SUPPLIED TEXT →
□ □ □

Bernice Vetsch commented:
For all those who say they hesitate to vote for Jack Nelson-Pallmeyer because he is not as well known or is considered by the right to be too far to the left, consider also that he has not created enemies anywhere or anytime in his past. He treats all persons with respect and, as senator, would, without ever pandering, give that same respect to those with whom he disagrees. He is articulate, truly green, knowledgeable in both domestic and foreign affairs, served as one of Paul Wellstone’s foreign policy advisors, has worked in Latin America where he observed the results of U.S. foreign policy there, and has taught in St. Thomas’s Justice & Peace Studies Dept. for 13 years.
From Patrick Guernesy:
It was clear that Mr. Ciresi was not running the type of campaign he needed to secure the endorsement. Blanketing DFLers with e-mails doesn’t work. You need to do as Franken and Pallmeyer have done and get out and meet the real people who are DFL activists and motivate them to caucus. Mike did not do this and that is why he is no longer in this race.
* * * *
As for the increasingly tense contest between Hillary Clinton and Barack Obama, Paul Scott of Rochester had this (excerpted) take on Steve Berg’s March 7 World/Nation essay, “Dems’ standoff: the latte-lager divide”:
I support Obama, and I also drink latté, went to college, own a kitchen with a professional range and work in communications, so I guess this analysis can point to these meaningless details about my life as proof of its premise that the Clinton-Obama divide is largely about lifestyle rather than ideas, people or politics. …
What would be more helpful and perhaps even more original would be an analysis of the two blocs of voters that looked at how Americans read people. … Personally, my support for Obama is neither rabid, nor engendered from any rapture I had while watching him speak. I can’t say I have even watched a single Obama speech. I know he wants to have better relations with the rest of the world’s governments, and I like that. After eight years of Bush, that seems like a good place to start — from a position of humility for all the carnage our nation has caused in the name of our wounded pride.

□ □ □

LISTED RECORDS →
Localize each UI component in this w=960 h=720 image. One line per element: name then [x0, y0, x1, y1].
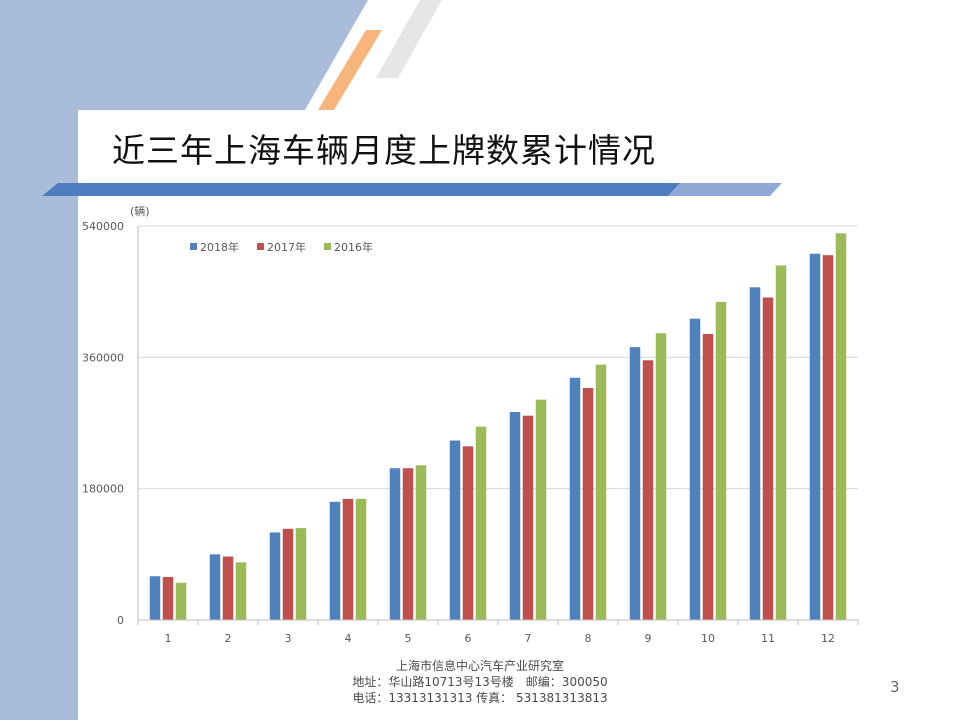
y-tick-label: 0: [117, 614, 124, 627]
y-tick-label: 360000: [82, 351, 124, 364]
bar-2017年-1: [162, 576, 174, 620]
x-tick-label: 1: [165, 632, 172, 645]
bar-2016年-11: [775, 265, 787, 620]
y-tick-label: 540000: [82, 220, 124, 233]
x-tick-label: 4: [345, 632, 352, 645]
bar-2018年-6: [449, 440, 461, 620]
x-tick-label: 2: [225, 632, 232, 645]
legend-swatch-2018年: [190, 243, 197, 250]
bar-2016年-10: [715, 301, 727, 620]
x-tick-label: 3: [285, 632, 292, 645]
bar-2018年-3: [269, 532, 281, 620]
bar-2016年-6: [475, 426, 487, 620]
top-band-shape: [0, 0, 368, 110]
x-tick-label: 5: [405, 632, 412, 645]
bar-2018年-4: [329, 501, 341, 620]
footer-contact: 电话：13313131313 传真： 531381313813: [352, 691, 608, 705]
bar-2017年-4: [342, 498, 354, 620]
title-underline-dark: [42, 183, 680, 196]
y-unit-label: (辆): [130, 204, 150, 218]
bar-2017年-12: [822, 255, 834, 620]
bar-2018年-11: [749, 287, 761, 620]
bar-2017年-7: [522, 415, 534, 620]
x-tick-label: 7: [525, 632, 532, 645]
legend-label: 2017年: [267, 240, 306, 254]
bar-2016年-4: [355, 498, 367, 620]
bar-2017年-2: [222, 556, 234, 620]
accent-gray-stripe: [376, 0, 442, 78]
bar-2017年-5: [402, 468, 414, 620]
bar-2017年-9: [642, 360, 654, 620]
top-decor: [0, 0, 442, 110]
bar-2016年-8: [595, 364, 607, 620]
bar-2018年-9: [629, 347, 641, 620]
x-tick-label: 9: [645, 632, 652, 645]
bar-2016年-1: [175, 582, 187, 620]
accent-orange-stripe: [318, 30, 382, 110]
bar-2016年-3: [295, 528, 307, 620]
x-tick-label: 6: [465, 632, 472, 645]
bar-2018年-7: [509, 412, 521, 620]
title-underline-light: [668, 183, 782, 196]
bar-2017年-10: [702, 333, 714, 620]
bar-2016年-12: [835, 233, 847, 620]
bar-2016年-5: [415, 465, 427, 620]
bar-2017年-8: [582, 387, 594, 620]
bar-2016年-9: [655, 333, 667, 620]
x-tick-label: 12: [821, 632, 835, 645]
legend-swatch-2016年: [324, 243, 331, 250]
legend-label: 2016年: [334, 240, 373, 254]
bar-2017年-3: [282, 528, 294, 620]
footer-address: 地址：华山路10713号13号楼 邮编：300050: [352, 675, 608, 689]
bar-2018年-12: [809, 253, 821, 620]
x-tick-label: 10: [701, 632, 715, 645]
slide-title: 近三年上海车辆月度上牌数累计情况: [112, 131, 656, 170]
bar-2016年-7: [535, 399, 547, 620]
x-tick-label: 8: [585, 632, 592, 645]
bar-2018年-8: [569, 377, 581, 620]
bar-2018年-5: [389, 468, 401, 620]
x-tick-label: 11: [761, 632, 775, 645]
footer-org: 上海市信息中心汽车产业研究室: [395, 659, 564, 673]
page-number: 3: [890, 678, 900, 696]
bar-2017年-11: [762, 297, 774, 620]
bar-2016年-2: [235, 562, 247, 620]
bar-2018年-1: [149, 576, 161, 620]
y-tick-label: 180000: [82, 483, 124, 496]
bar-2018年-2: [209, 554, 221, 620]
legend-swatch-2017年: [257, 243, 264, 250]
left-decor-band: [0, 0, 78, 720]
legend-label: 2018年: [200, 240, 239, 254]
bar-2018年-10: [689, 318, 701, 620]
bar-2017年-6: [462, 446, 474, 620]
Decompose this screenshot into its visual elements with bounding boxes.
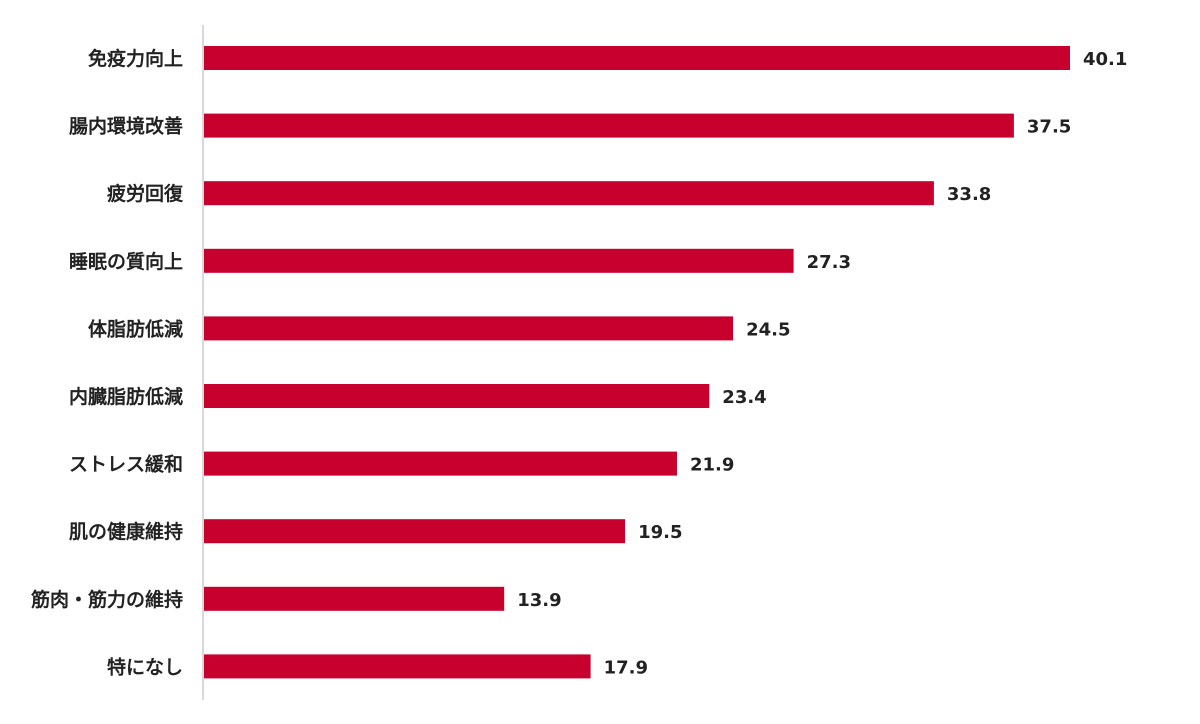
bar-10 xyxy=(204,654,591,679)
labels-group: 免疫力向上 40.1 腸内環境改善 37.5 疲労回復 33.8 睡眠の質向上 27.3 体脂肪… xyxy=(31,47,1127,678)
category-label-6: 内臓脂肪低減 xyxy=(69,385,183,408)
bar-5 xyxy=(204,316,734,341)
bar-8 xyxy=(204,519,626,544)
category-label-5: 体脂肪低減 xyxy=(88,317,183,340)
value-label-8: 19.5 xyxy=(638,522,682,543)
value-label-5: 24.5 xyxy=(746,319,790,340)
value-label-6: 23.4 xyxy=(722,387,766,408)
category-label-3: 疲労回復 xyxy=(107,182,184,205)
category-label-4: 睡眠の質向上 xyxy=(69,250,183,273)
category-label-8: 肌の健康維持 xyxy=(69,520,183,543)
bar-3 xyxy=(204,181,934,206)
value-label-1: 40.1 xyxy=(1083,49,1127,70)
value-label-4: 27.3 xyxy=(807,252,851,273)
value-label-3: 33.8 xyxy=(947,184,991,205)
value-label-9: 13.9 xyxy=(517,590,561,611)
bar-4 xyxy=(204,248,794,273)
category-label-9: 筋肉・筋力の維持 xyxy=(31,588,183,611)
bar-6 xyxy=(204,384,710,408)
category-label-10: 特になし xyxy=(107,656,183,678)
value-label-10: 17.9 xyxy=(604,657,648,678)
category-label-2: 腸内環境改善 xyxy=(69,115,183,138)
value-label-7: 21.9 xyxy=(690,455,734,476)
bar-1 xyxy=(204,46,1070,70)
value-label-2: 37.5 xyxy=(1027,117,1071,138)
bars-group xyxy=(204,46,1070,679)
bar-9 xyxy=(204,586,505,611)
category-label-1: 免疫力向上 xyxy=(88,47,183,70)
bar-7 xyxy=(204,451,677,476)
bar-2 xyxy=(204,113,1014,138)
category-label-7: ストレス緩和 xyxy=(69,453,183,476)
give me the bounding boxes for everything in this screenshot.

□ □ □

PARTS OF THE EXERCISE →
1) According to the reader comments, for how many years has Jack Nelson-Pallmeyer taught in St. Thomas's Justice & Peace Studies Dept.?
2) Please carry on the reader comments on the election from the point where they stop.

RESPONSES TO THE EXERCISE →
1) 13 years.

2)
I was for Edwards first, because I heard him laying out a specific case for economic justice and greater opportunity for the disadvantaged in this country. Moreover, while I voted for Bill Clinton twice, I have never once seen Hillary Clinton as someone whose first interest appeared to be the best interest of this country. Like Maureen Dowd, I base my distrust of her on my perception that she and her husband care first and foremost about their political fortunes. …
That said, I have to accept that such a light never begins blinking for a sizable number of my fellow Democrats, and that has caused me to think that we do not perhaps share as much in common as I once thought.
Excerpts from Mark Gisleson’s comments on the same essay:
I think you’ve accurately described the divide as the Clintonites would like to see it, but this beer-swilling farmer turned factory worker turned writer strongly begs to differ. Clinton has made inroads into my demographic, but only because of her campaign’s aggressive use of misleading information and outright lies about NAFTA. …
There are countless other reasons why the lager/latté scenario being floated by Clintonistas is as phony as Sen. Clinton’s concern for working people. Unions have backed Obama for the most part. Minnesota labor supported Obama overwhelmingly. John Edwards’ supporters, as strongly pro-union as they come, have largely gone over to Obama, as I have. Sen. Clinton’s labor positions cannot be separated from those of former Pres. Clinton, who stabbed labor in the back repeatedly, first with NAFTA and then on countless little battles he ceded to the viciously anti-labor Republicans because of his personal problems.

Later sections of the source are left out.